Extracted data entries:
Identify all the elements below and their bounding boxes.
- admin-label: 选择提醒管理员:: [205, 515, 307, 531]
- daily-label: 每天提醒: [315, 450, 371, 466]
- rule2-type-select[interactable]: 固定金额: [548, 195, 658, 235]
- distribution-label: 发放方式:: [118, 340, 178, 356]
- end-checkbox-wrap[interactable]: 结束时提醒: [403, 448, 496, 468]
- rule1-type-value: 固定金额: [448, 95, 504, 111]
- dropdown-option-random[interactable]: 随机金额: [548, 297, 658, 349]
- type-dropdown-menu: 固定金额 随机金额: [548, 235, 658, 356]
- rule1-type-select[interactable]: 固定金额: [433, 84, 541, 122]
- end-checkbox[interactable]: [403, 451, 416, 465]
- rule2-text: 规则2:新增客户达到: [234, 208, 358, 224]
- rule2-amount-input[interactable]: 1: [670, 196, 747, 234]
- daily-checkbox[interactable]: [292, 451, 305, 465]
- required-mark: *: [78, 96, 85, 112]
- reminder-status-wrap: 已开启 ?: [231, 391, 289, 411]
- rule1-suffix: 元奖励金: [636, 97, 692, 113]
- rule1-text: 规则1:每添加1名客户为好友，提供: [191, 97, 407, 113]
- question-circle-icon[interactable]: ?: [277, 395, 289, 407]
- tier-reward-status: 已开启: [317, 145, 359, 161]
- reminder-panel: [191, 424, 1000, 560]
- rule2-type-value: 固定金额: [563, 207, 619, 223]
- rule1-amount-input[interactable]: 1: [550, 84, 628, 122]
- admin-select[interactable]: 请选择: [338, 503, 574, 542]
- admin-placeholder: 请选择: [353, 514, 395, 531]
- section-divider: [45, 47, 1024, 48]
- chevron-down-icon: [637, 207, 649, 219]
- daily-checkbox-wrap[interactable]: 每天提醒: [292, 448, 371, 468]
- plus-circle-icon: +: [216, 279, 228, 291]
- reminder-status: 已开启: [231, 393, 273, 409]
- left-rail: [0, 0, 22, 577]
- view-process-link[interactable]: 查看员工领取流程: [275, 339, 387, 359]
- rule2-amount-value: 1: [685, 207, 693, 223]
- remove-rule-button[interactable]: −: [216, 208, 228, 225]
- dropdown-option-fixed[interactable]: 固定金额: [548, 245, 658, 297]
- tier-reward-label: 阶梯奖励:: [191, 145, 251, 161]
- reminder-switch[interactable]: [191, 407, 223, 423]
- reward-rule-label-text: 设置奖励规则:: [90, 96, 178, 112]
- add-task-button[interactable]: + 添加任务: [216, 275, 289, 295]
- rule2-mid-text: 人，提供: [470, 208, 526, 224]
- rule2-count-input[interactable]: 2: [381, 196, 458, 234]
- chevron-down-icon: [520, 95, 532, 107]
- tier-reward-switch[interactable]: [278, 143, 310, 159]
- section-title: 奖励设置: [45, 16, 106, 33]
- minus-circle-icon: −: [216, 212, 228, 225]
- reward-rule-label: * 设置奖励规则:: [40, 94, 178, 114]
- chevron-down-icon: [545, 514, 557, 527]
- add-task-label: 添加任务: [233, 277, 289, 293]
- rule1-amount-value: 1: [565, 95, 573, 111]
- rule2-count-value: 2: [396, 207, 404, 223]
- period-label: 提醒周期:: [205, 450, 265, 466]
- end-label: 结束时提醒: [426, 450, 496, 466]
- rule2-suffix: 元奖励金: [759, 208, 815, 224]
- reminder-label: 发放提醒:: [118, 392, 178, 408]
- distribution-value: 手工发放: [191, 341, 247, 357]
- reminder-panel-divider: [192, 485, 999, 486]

TASK DETAILS ▸
Rewrite the items above, changing every occurrence of "chevron-down-icon" to "caret-down-icon" and leaving everything else the same.

RIGHT ANSWER ▸
Identify all the elements below and their bounding boxes.
- admin-label: 选择提醒管理员:: [205, 515, 307, 531]
- daily-label: 每天提醒: [315, 450, 371, 466]
- rule2-type-select[interactable]: 固定金额: [548, 195, 658, 235]
- distribution-label: 发放方式:: [118, 340, 178, 356]
- end-checkbox-wrap[interactable]: 结束时提醒: [403, 448, 496, 468]
- rule1-type-value: 固定金额: [448, 95, 504, 111]
- dropdown-option-random[interactable]: 随机金额: [548, 297, 658, 349]
- type-dropdown-menu: 固定金额 随机金额: [548, 235, 658, 356]
- rule1-type-select[interactable]: 固定金额: [433, 84, 541, 122]
- end-checkbox[interactable]: [403, 451, 416, 465]
- rule2-text: 规则2:新增客户达到: [234, 208, 358, 224]
- rule2-amount-input[interactable]: 1: [670, 196, 747, 234]
- daily-checkbox[interactable]: [292, 451, 305, 465]
- required-mark: *: [78, 96, 85, 112]
- reminder-status-wrap: 已开启 ?: [231, 391, 289, 411]
- rule1-suffix: 元奖励金: [636, 97, 692, 113]
- rule1-text: 规则1:每添加1名客户为好友，提供: [191, 97, 407, 113]
- question-circle-icon[interactable]: ?: [277, 395, 289, 407]
- tier-reward-status: 已开启: [317, 145, 359, 161]
- reminder-panel: [191, 424, 1000, 560]
- rule2-type-value: 固定金额: [563, 207, 619, 223]
- rule1-amount-input[interactable]: 1: [550, 84, 628, 122]
- admin-select[interactable]: 请选择: [338, 503, 574, 542]
- admin-placeholder: 请选择: [353, 514, 395, 531]
- section-divider: [45, 47, 1024, 48]
- caret-down-icon: [637, 207, 649, 219]
- daily-checkbox-wrap[interactable]: 每天提醒: [292, 448, 371, 468]
- plus-circle-icon: +: [216, 279, 228, 291]
- reminder-status: 已开启: [231, 393, 273, 409]
- left-rail: [0, 0, 22, 577]
- view-process-link[interactable]: 查看员工领取流程: [275, 339, 387, 359]
- rule2-amount-value: 1: [685, 207, 693, 223]
- remove-rule-button[interactable]: −: [216, 208, 228, 225]
- dropdown-option-fixed[interactable]: 固定金额: [548, 245, 658, 297]
- tier-reward-label: 阶梯奖励:: [191, 145, 251, 161]
- reminder-switch[interactable]: [191, 407, 223, 423]
- reward-rule-label-text: 设置奖励规则:: [90, 96, 178, 112]
- add-task-button[interactable]: + 添加任务: [216, 275, 289, 295]
- rule2-mid-text: 人，提供: [470, 208, 526, 224]
- rule2-count-input[interactable]: 2: [381, 196, 458, 234]
- caret-down-icon: [520, 95, 532, 107]
- tier-reward-switch[interactable]: [278, 143, 310, 159]
- section-title: 奖励设置: [45, 16, 106, 33]
- minus-circle-icon: −: [216, 212, 228, 225]
- reward-rule-label: * 设置奖励规则:: [40, 94, 178, 114]
- caret-down-icon: [545, 514, 557, 527]
- add-task-label: 添加任务: [233, 277, 289, 293]
- rule1-amount-value: 1: [565, 95, 573, 111]
- rule2-count-value: 2: [396, 207, 404, 223]
- period-label: 提醒周期:: [205, 450, 265, 466]
- end-label: 结束时提醒: [426, 450, 496, 466]
- rule2-suffix: 元奖励金: [759, 208, 815, 224]
- reminder-label: 发放提醒:: [118, 392, 178, 408]
- distribution-value: 手工发放: [191, 341, 247, 357]
- reminder-panel-divider: [192, 485, 999, 486]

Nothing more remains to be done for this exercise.